++++ Records

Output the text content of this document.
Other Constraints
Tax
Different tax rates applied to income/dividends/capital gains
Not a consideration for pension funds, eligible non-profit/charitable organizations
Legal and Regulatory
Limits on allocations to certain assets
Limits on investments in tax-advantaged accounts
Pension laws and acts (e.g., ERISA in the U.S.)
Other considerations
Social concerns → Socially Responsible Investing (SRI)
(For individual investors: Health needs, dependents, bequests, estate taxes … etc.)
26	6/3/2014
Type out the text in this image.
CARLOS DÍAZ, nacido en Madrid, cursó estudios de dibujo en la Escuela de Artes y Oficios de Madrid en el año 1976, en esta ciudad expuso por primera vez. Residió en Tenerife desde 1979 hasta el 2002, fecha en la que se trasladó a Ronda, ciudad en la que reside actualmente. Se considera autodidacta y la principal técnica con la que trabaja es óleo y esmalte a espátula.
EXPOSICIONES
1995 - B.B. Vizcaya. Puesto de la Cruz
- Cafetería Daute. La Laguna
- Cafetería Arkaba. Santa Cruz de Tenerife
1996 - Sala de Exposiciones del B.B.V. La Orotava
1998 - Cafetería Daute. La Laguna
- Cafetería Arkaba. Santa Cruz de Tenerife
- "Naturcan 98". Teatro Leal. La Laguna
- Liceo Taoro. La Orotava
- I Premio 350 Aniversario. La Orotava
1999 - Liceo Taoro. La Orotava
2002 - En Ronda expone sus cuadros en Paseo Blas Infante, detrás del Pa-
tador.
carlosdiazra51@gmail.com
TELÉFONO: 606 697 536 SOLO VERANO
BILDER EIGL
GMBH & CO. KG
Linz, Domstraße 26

++++++++

### [Set task]
In the data above, count the lines where the word "Daute" appears; reply with the number only.

### [Task answer]
2